- _TASK DETAILS_: Return, word for word, every line that follows.

======== SUPPLIED RECORDS ========

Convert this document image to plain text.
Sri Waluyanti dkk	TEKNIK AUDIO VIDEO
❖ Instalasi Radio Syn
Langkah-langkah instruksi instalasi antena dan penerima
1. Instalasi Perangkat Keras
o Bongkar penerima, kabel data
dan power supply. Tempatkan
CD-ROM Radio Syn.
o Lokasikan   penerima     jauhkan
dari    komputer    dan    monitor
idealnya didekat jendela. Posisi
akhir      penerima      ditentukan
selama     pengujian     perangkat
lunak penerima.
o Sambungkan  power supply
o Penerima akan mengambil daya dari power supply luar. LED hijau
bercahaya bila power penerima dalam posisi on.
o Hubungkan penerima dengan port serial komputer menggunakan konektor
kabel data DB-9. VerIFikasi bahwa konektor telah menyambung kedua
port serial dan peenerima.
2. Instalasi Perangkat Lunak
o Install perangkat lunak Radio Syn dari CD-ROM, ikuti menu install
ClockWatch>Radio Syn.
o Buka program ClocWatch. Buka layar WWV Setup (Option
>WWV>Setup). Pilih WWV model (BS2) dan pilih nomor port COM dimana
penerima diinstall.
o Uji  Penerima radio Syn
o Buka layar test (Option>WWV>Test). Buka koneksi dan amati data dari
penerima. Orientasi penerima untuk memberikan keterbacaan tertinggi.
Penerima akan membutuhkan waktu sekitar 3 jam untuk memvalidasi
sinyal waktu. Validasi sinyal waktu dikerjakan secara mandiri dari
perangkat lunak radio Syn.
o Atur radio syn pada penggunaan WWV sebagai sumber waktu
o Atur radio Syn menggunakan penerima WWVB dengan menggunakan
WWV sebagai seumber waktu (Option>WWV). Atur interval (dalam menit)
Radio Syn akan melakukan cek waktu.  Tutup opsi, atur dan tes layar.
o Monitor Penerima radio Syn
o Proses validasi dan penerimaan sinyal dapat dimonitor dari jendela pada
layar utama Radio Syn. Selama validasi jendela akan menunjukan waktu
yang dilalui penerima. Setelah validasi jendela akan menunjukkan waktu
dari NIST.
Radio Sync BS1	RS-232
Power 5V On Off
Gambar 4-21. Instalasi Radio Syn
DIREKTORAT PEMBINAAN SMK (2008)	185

========

- _TASK SOLUTION_:
Convert this document image to plain text.
Sri Waluyanti dkk	TEKNIK AUDIO VIDEO
❖ Instalasi Radio Syn
Langkah-langkah instruksi instalasi antena dan penerima
1. Instalasi Perangkat Keras
o Bongkar penerima, kabel data
dan power supply. Tempatkan
CD-ROM Radio Syn.
o Lokasikan   penerima     jauhkan
dari    komputer    dan    monitor
idealnya didekat jendela. Posisi
akhir      penerima      ditentukan
selama     pengujian     perangkat
lunak penerima.
o Sambungkan  power supply
o Penerima akan mengambil daya dari power supply luar. LED hijau
bercahaya bila power penerima dalam posisi on.
o Hubungkan penerima dengan port serial komputer menggunakan konektor
kabel data DB-9. VerIFikasi bahwa konektor telah menyambung kedua
port serial dan peenerima.
2. Instalasi Perangkat Lunak
o Install perangkat lunak Radio Syn dari CD-ROM, ikuti menu install
ClockWatch>Radio Syn.
o Buka program ClocWatch. Buka layar WWV Setup (Option
>WWV>Setup). Pilih WWV model (BS2) dan pilih nomor port COM dimana
penerima diinstall.
o Uji  Penerima radio Syn
o Buka layar test (Option>WWV>Test). Buka koneksi dan amati data dari
penerima. Orientasi penerima untuk memberikan keterbacaan tertinggi.
Penerima akan membutuhkan waktu sekitar 3 jam untuk memvalidasi
sinyal waktu. Validasi sinyal waktu dikerjakan secara mandiri dari
perangkat lunak radio Syn.
o Atur radio syn pada penggunaan WWV sebagai sumber waktu
o Atur radio Syn menggunakan penerima WWVB dengan menggunakan
WWV sebagai seumber waktu (Option>WWV). Atur interval (dalam menit)
Radio Syn akan melakukan cek waktu.  Tutup opsi, atur dan tes layar.
o Monitor Penerima radio Syn
o Proses validasi dan penerimaan sinyal dapat dimonitor dari jendela pada
layar utama Radio Syn. Selama validasi jendela akan menunjukan waktu
yang dilalui penerima. Setelah validasi jendela akan menunjukkan waktu
dari NIST.
Radio Sync BS1	RS-232
Power 5V On Off
Gambar 4-21. Instalasi Radio Syn
DIREKTORAT PEMBINAAN SMK (2008)	185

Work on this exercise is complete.